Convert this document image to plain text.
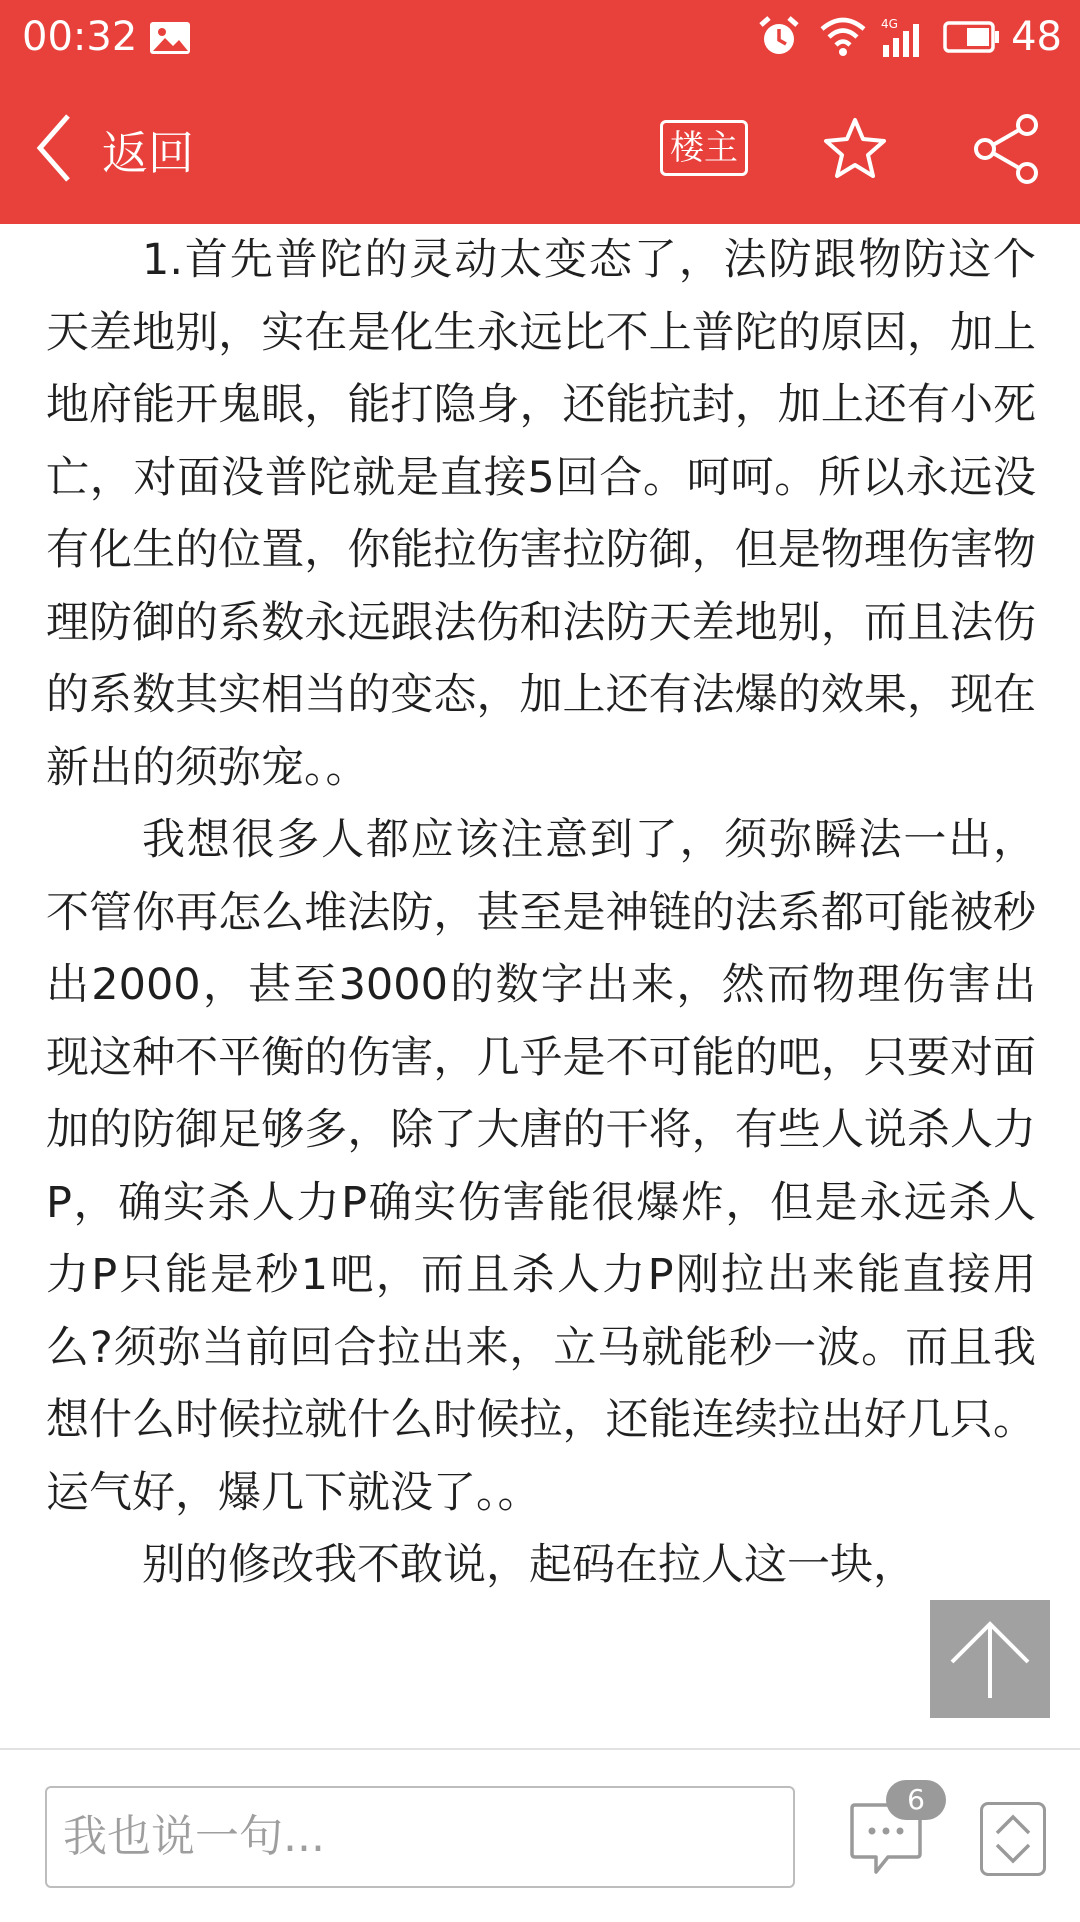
00:32	4G	48
返回	楼主

1.首先普陀的灵动太变态了，法防跟物防这个天差地别，实在是化生永远比不上普陀的原因，加上地府能开鬼眼，能打隐身，还能抗封，加上还有小死亡，对面没普陀就是直接5回合。呵呵。所以永远没有化生的位置，你能拉伤害拉防御，但是物理伤害物理防御的系数永远跟法伤和法防天差地别，而且法伤的系数其实相当的变态，加上还有法爆的效果，现在新出的须弥宠。。

我想很多人都应该注意到了，须弥瞬法一出，不管你再怎么堆法防，甚至是神链的法系都可能被秒出2000，甚至3000的数字出来，然而物理伤害出现这种不平衡的伤害，几乎是不可能的吧，只要对面加的防御足够多，除了大唐的干将，有些人说杀人力P，确实杀人力P确实伤害能很爆炸，但是永远杀人力P只能是秒1吧，而且杀人力P刚拉出来能直接用么?须弥当前回合拉出来，立马就能秒一波。而且我想什么时候拉就什么时候拉，还能连续拉出好几只。运气好，爆几下就没了。。

别的修改我不敢说，起码在拉人这一块，

我也说一句...
6
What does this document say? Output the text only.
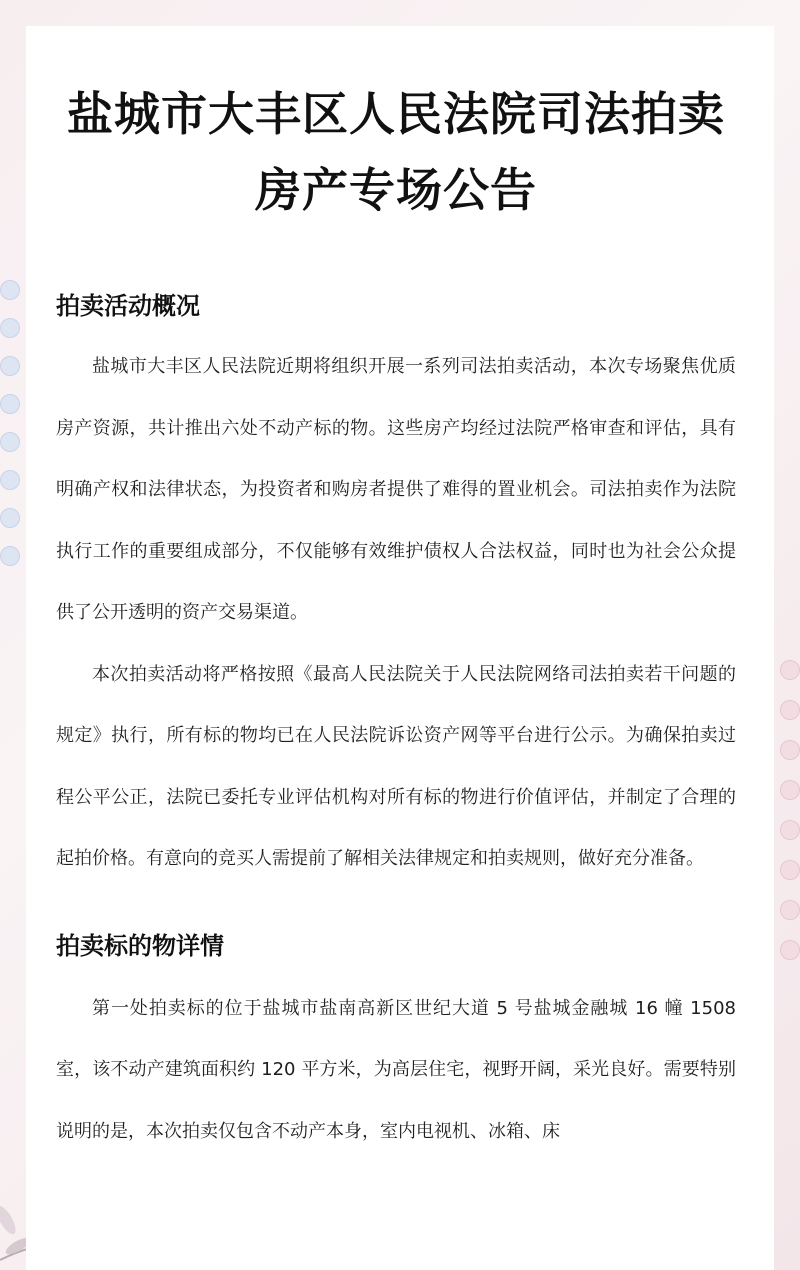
盐城市大丰区人民法院司法拍卖房产专场公告
拍卖活动概况

盐城市大丰区人民法院近期将组织开展一系列司法拍卖活动，本次专场聚焦优质房产资源，共计推出六处不动产标的物。这些房产均经过法院严格审查和评估，具有明确产权和法律状态，为投资者和购房者提供了难得的置业机会。司法拍卖作为法院执行工作的重要组成部分，不仅能够有效维护债权人合法权益，同时也为社会公众提供了公开透明的资产交易渠道。

本次拍卖活动将严格按照《最高人民法院关于人民法院网络司法拍卖若干问题的规定》执行，所有标的物均已在人民法院诉讼资产网等平台进行公示。为确保拍卖过程公平公正，法院已委托专业评估机构对所有标的物进行价值评估，并制定了合理的起拍价格。有意向的竞买人需提前了解相关法律规定和拍卖规则，做好充分准备。

拍卖标的物详情

第一处拍卖标的位于盐城市盐南高新区世纪大道 5 号盐城金融城 16 幢 1508 室，该不动产建筑面积约 120 平方米，为高层住宅，视野开阔，采光良好。需要特别说明的是，本次拍卖仅包含不动产本身，室内电视机、冰箱、床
=====
→ **EXERCISE REQUIREMENTS**
Your task is to quote exactly the lines from the one with "What does this" through the end of the material, both included, without reproducing any pictures.

→ **CORRECT ANSWER**
What does this document say? Output the text only.
盐城市大丰区人民法院司法拍卖房产专场公告
拍卖活动概况

盐城市大丰区人民法院近期将组织开展一系列司法拍卖活动，本次专场聚焦优质房产资源，共计推出六处不动产标的物。这些房产均经过法院严格审查和评估，具有明确产权和法律状态，为投资者和购房者提供了难得的置业机会。司法拍卖作为法院执行工作的重要组成部分，不仅能够有效维护债权人合法权益，同时也为社会公众提供了公开透明的资产交易渠道。

本次拍卖活动将严格按照《最高人民法院关于人民法院网络司法拍卖若干问题的规定》执行，所有标的物均已在人民法院诉讼资产网等平台进行公示。为确保拍卖过程公平公正，法院已委托专业评估机构对所有标的物进行价值评估，并制定了合理的起拍价格。有意向的竞买人需提前了解相关法律规定和拍卖规则，做好充分准备。

拍卖标的物详情

第一处拍卖标的位于盐城市盐南高新区世纪大道 5 号盐城金融城 16 幢 1508 室，该不动产建筑面积约 120 平方米，为高层住宅，视野开阔，采光良好。需要特别说明的是，本次拍卖仅包含不动产本身，室内电视机、冰箱、床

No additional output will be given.